Prompt: Every line below that mentions the word "text" should be copied out.

#### Data for the task ####

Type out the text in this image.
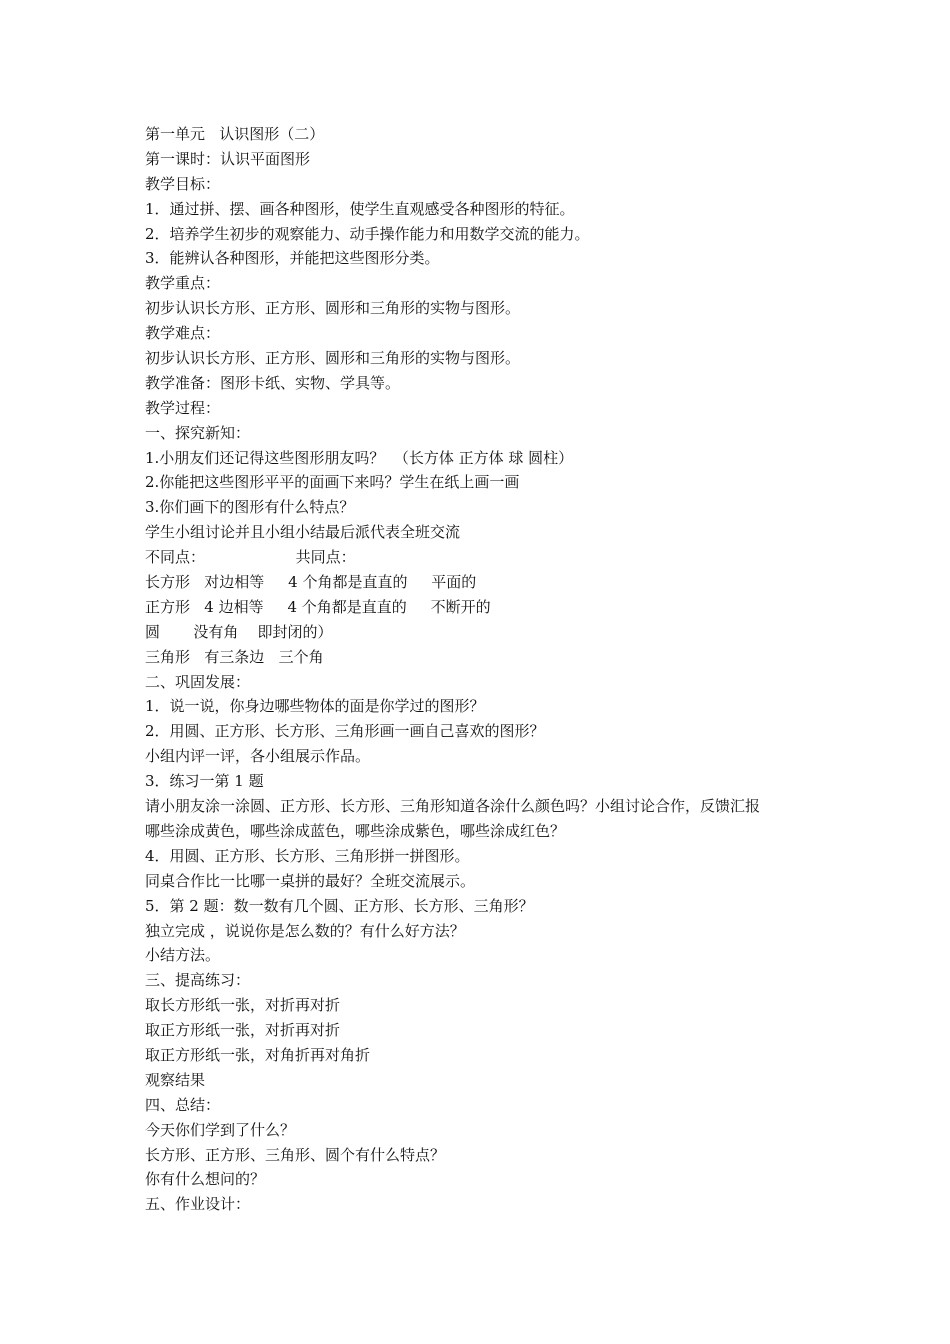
第一单元   认识图形（二）
第一课时：认识平面图形
教学目标：
1．通过拼、摆、画各种图形，使学生直观感受各种图形的特征。
2．培养学生初步的观察能力、动手操作能力和用数学交流的能力。
3．能辨认各种图形，并能把这些图形分类。
教学重点：
初步认识长方形、正方形、圆形和三角形的实物与图形。
教学难点：
初步认识长方形、正方形、圆形和三角形的实物与图形。
教学准备：图形卡纸、实物、学具等。
教学过程：
一、探究新知：
1.小朋友们还记得这些图形朋友吗？  （长方体 正方体 球 圆柱）
2.你能把这些图形平平的面画下来吗？学生在纸上画一画
3.你们画下的图形有什么特点？
学生小组讨论并且小组小结最后派代表全班交流
不同点：                   共同点：
长方形   对边相等     4 个角都是直直的     平面的
正方形   4 边相等     4 个角都是直直的     不断开的
圆       没有角    即封闭的）
三角形   有三条边   三个角
二、巩固发展：
1．说一说，你身边哪些物体的面是你学过的图形？
2．用圆、正方形、长方形、三角形画一画自己喜欢的图形？
小组内评一评，各小组展示作品。
3．练习一第 1 题
请小朋友涂一涂圆、正方形、长方形、三角形知道各涂什么颜色吗？小组讨论合作，反馈汇报
哪些涂成黄色，哪些涂成蓝色，哪些涂成紫色，哪些涂成红色？
4．用圆、正方形、长方形、三角形拼一拼图形。
同桌合作比一比哪一桌拼的最好？全班交流展示。
5．第 2 题：数一数有几个圆、正方形、长方形、三角形？
独立完成 ，说说你是怎么数的？有什么好方法？
小结方法。
三、提高练习：
取长方形纸一张，对折再对折
取正方形纸一张，对折再对折
取正方形纸一张，对角折再对角折
观察结果
四、总结：
今天你们学到了什么？
长方形、正方形、三角形、圆个有什么特点？
你有什么想问的？
五、作业设计：
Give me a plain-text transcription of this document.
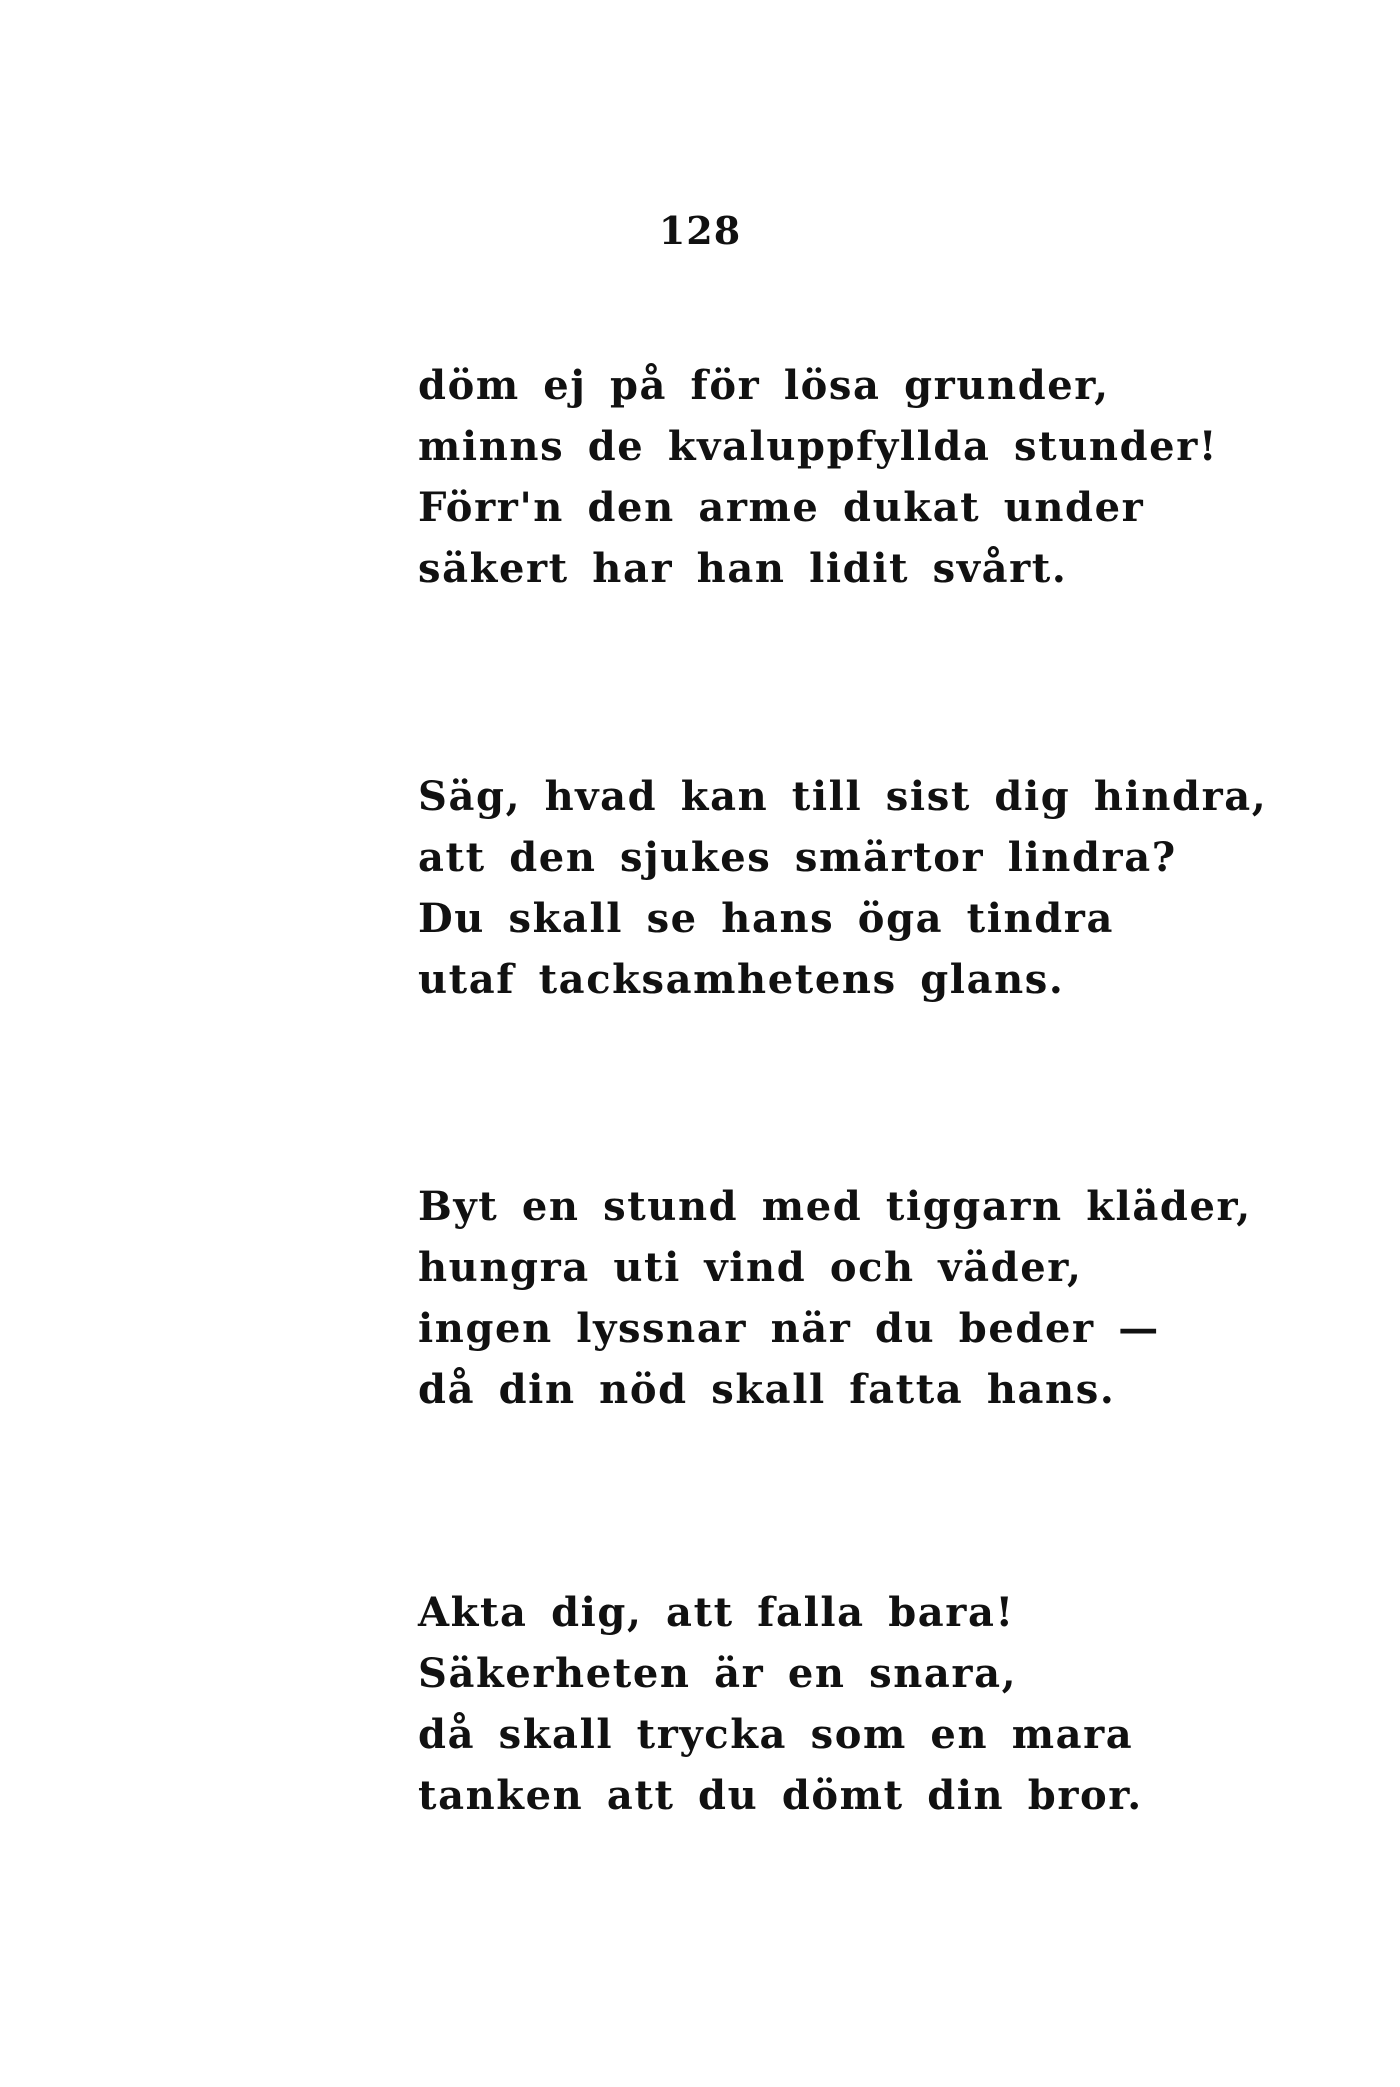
128
döm ej på för lösa grunder,
minns de kvaluppfyllda stunder!
Förr'n den arme dukat under
säkert har han lidit svårt.
Säg, hvad kan till sist dig hindra,
att den sjukes smärtor lindra?
Du skall se hans öga tindra
utaf tacksamhetens glans.
Byt en stund med tiggarn kläder,
hungra uti vind och väder,
ingen lyssnar när du beder —
då din nöd skall fatta hans.
Akta dig, att falla bara!
Säkerheten är en snara,
då skall trycka som en mara
tanken att du dömt din bror.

####

Written response:
Type out the text in this image.
Give me a plain-text transcription of this document.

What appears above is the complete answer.